The problem ->
Each line below should be reproduced without any alteration.

##### Supplied data

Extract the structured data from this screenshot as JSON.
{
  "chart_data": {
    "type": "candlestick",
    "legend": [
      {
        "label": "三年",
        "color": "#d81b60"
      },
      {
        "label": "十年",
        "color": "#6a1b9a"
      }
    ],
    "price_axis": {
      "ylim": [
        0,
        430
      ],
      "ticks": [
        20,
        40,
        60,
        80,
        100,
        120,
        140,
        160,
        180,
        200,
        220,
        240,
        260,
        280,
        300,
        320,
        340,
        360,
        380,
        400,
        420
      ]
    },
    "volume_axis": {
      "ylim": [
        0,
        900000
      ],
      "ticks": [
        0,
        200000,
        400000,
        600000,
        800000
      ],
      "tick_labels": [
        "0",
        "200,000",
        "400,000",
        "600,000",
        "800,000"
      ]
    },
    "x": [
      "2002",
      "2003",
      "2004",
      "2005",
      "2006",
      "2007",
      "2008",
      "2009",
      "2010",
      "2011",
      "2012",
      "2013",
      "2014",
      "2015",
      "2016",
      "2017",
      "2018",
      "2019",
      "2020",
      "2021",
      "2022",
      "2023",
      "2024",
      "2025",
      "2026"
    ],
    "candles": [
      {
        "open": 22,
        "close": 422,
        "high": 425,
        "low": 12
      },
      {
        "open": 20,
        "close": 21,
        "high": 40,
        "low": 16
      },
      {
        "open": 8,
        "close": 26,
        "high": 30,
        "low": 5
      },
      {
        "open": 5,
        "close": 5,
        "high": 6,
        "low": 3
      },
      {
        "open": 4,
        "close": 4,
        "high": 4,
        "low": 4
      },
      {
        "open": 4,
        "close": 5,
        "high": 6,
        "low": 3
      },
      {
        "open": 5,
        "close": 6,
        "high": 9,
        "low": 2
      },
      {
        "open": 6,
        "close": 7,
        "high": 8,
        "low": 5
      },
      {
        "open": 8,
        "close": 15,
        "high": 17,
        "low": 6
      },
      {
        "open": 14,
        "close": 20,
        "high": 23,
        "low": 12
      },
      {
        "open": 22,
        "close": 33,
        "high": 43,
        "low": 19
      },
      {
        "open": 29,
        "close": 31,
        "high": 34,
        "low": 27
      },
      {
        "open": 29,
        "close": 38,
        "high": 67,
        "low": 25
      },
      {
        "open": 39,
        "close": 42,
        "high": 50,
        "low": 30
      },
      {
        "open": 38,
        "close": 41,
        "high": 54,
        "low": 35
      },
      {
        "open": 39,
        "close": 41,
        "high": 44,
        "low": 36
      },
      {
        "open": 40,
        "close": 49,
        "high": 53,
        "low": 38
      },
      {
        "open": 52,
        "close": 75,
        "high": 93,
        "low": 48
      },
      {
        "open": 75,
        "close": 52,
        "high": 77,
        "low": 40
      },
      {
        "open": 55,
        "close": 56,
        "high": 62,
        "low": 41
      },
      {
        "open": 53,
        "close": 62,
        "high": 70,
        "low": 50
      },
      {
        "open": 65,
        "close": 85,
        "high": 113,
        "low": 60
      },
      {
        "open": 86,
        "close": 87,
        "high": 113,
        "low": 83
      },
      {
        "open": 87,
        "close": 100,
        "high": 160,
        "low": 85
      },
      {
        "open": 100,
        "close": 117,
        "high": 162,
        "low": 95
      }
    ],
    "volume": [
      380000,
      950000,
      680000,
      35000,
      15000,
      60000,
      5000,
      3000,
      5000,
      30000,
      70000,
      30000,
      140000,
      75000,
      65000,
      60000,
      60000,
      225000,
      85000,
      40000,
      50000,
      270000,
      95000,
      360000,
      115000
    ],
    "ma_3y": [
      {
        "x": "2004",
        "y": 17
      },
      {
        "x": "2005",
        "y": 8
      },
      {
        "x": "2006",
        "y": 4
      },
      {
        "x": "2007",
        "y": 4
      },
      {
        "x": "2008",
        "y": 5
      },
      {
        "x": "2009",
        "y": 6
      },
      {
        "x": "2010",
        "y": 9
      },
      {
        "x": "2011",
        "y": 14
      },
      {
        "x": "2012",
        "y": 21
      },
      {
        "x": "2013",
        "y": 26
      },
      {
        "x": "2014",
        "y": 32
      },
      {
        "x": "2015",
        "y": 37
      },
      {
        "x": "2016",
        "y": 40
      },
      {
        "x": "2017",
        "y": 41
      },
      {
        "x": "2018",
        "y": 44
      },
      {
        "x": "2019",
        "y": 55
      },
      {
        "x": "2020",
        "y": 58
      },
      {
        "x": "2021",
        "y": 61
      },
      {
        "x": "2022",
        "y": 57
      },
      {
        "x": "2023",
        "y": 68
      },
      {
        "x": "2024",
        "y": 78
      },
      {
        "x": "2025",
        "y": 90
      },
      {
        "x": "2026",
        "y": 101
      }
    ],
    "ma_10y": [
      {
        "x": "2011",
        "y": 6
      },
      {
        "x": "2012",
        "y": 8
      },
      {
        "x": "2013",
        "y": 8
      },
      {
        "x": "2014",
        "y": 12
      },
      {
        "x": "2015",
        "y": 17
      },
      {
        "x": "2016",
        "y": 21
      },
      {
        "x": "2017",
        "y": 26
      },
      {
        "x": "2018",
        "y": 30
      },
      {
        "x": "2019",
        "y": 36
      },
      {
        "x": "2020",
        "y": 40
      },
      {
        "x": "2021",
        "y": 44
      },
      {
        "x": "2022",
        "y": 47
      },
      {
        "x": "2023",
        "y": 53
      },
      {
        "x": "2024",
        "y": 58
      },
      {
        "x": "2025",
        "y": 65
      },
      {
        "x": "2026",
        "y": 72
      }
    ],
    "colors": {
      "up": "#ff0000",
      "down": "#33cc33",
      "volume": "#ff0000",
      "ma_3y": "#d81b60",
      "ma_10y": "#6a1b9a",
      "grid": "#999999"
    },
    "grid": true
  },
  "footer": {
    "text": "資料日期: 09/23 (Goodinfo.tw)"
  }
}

##########

Exercise answer ->
Extract the structured data from this screenshot as JSON.
{
  "chart_data": {
    "type": "candlestick",
    "legend": [
      {
        "label": "三年",
        "color": "#d81b60"
      },
      {
        "label": "十年",
        "color": "#6a1b9a"
      }
    ],
    "price_axis": {
      "ylim": [
        0,
        430
      ],
      "ticks": [
        20,
        40,
        60,
        80,
        100,
        120,
        140,
        160,
        180,
        200,
        220,
        240,
        260,
        280,
        300,
        320,
        340,
        360,
        380,
        400,
        420
      ]
    },
    "volume_axis": {
      "ylim": [
        0,
        900000
      ],
      "ticks": [
        0,
        200000,
        400000,
        600000,
        800000
      ],
      "tick_labels": [
        "0",
        "200,000",
        "400,000",
        "600,000",
        "800,000"
      ]
    },
    "x": [
      "2002",
      "2003",
      "2004",
      "2005",
      "2006",
      "2007",
      "2008",
      "2009",
      "2010",
      "2011",
      "2012",
      "2013",
      "2014",
      "2015",
      "2016",
      "2017",
      "2018",
      "2019",
      "2020",
      "2021",
      "2022",
      "2023",
      "2024",
      "2025",
      "2026"
    ],
    "candles": [
      {
        "open": 22,
        "close": 422,
        "high": 425,
        "low": 12
      },
      {
        "open": 20,
        "close": 21,
        "high": 40,
        "low": 16
      },
      {
        "open": 8,
        "close": 26,
        "high": 30,
        "low": 5
      },
      {
        "open": 5,
        "close": 5,
        "high": 6,
        "low": 3
      },
      {
        "open": 4,
        "close": 4,
        "high": 4,
        "low": 4
      },
      {
        "open": 4,
        "close": 5,
        "high": 6,
        "low": 3
      },
      {
        "open": 5,
        "close": 6,
        "high": 9,
        "low": 2
      },
      {
        "open": 6,
        "close": 7,
        "high": 8,
        "low": 5
      },
      {
        "open": 8,
        "close": 15,
        "high": 17,
        "low": 6
      },
      {
        "open": 14,
        "close": 20,
        "high": 23,
        "low": 12
      },
      {
        "open": 22,
        "close": 33,
        "high": 43,
        "low": 19
      },
      {
        "open": 29,
        "close": 31,
        "high": 34,
        "low": 27
      },
      {
        "open": 29,
        "close": 38,
        "high": 67,
        "low": 25
      },
      {
        "open": 39,
        "close": 42,
        "high": 50,
        "low": 30
      },
      {
        "open": 38,
        "close": 41,
        "high": 54,
        "low": 35
      },
      {
        "open": 39,
        "close": 41,
        "high": 44,
        "low": 36
      },
      {
        "open": 40,
        "close": 49,
        "high": 53,
        "low": 38
      },
      {
        "open": 52,
        "close": 75,
        "high": 93,
        "low": 48
      },
      {
        "open": 75,
        "close": 52,
        "high": 77,
        "low": 40
      },
      {
        "open": 55,
        "close": 56,
        "high": 62,
        "low": 41
      },
      {
        "open": 53,
        "close": 62,
        "high": 70,
        "low": 50
      },
      {
        "open": 65,
        "close": 85,
        "high": 113,
        "low": 60
      },
      {
        "open": 86,
        "close": 87,
        "high": 113,
        "low": 83
      },
      {
        "open": 87,
        "close": 100,
        "high": 160,
        "low": 85
      },
      {
        "open": 100,
        "close": 117,
        "high": 162,
        "low": 95
      }
    ],
    "volume": [
      380000,
      950000,
      680000,
      35000,
      15000,
      60000,
      5000,
      3000,
      5000,
      30000,
      70000,
      30000,
      140000,
      75000,
      65000,
      60000,
      60000,
      225000,
      85000,
      40000,
      50000,
      270000,
      95000,
      360000,
      115000
    ],
    "ma_3y": [
      {
        "x": "2004",
        "y": 17
      },
      {
        "x": "2005",
        "y": 8
      },
      {
        "x": "2006",
        "y": 4
      },
      {
        "x": "2007",
        "y": 4
      },
      {
        "x": "2008",
        "y": 5
      },
      {
        "x": "2009",
        "y": 6
      },
      {
        "x": "2010",
        "y": 9
      },
      {
        "x": "2011",
        "y": 14
      },
      {
        "x": "2012",
        "y": 21
      },
      {
        "x": "2013",
        "y": 26
      },
      {
        "x": "2014",
        "y": 32
      },
      {
        "x": "2015",
        "y": 37
      },
      {
        "x": "2016",
        "y": 40
      },
      {
        "x": "2017",
        "y": 41
      },
      {
        "x": "2018",
        "y": 44
      },
      {
        "x": "2019",
        "y": 55
      },
      {
        "x": "2020",
        "y": 58
      },
      {
        "x": "2021",
        "y": 61
      },
      {
        "x": "2022",
        "y": 57
      },
      {
        "x": "2023",
        "y": 68
      },
      {
        "x": "2024",
        "y": 78
      },
      {
        "x": "2025",
        "y": 90
      },
      {
        "x": "2026",
        "y": 101
      }
    ],
    "ma_10y": [
      {
        "x": "2011",
        "y": 6
      },
      {
        "x": "2012",
        "y": 8
      },
      {
        "x": "2013",
        "y": 8
      },
      {
        "x": "2014",
        "y": 12
      },
      {
        "x": "2015",
        "y": 17
      },
      {
        "x": "2016",
        "y": 21
      },
      {
        "x": "2017",
        "y": 26
      },
      {
        "x": "2018",
        "y": 30
      },
      {
        "x": "2019",
        "y": 36
      },
      {
        "x": "2020",
        "y": 40
      },
      {
        "x": "2021",
        "y": 44
      },
      {
        "x": "2022",
        "y": 47
      },
      {
        "x": "2023",
        "y": 53
      },
      {
        "x": "2024",
        "y": 58
      },
      {
        "x": "2025",
        "y": 65
      },
      {
        "x": "2026",
        "y": 72
      }
    ],
    "colors": {
      "up": "#ff0000",
      "down": "#33cc33",
      "volume": "#ff0000",
      "ma_3y": "#d81b60",
      "ma_10y": "#6a1b9a",
      "grid": "#999999"
    },
    "grid": true
  },
  "footer": {
    "text": "資料日期: 09/23 (Goodinfo.tw)"
  }
}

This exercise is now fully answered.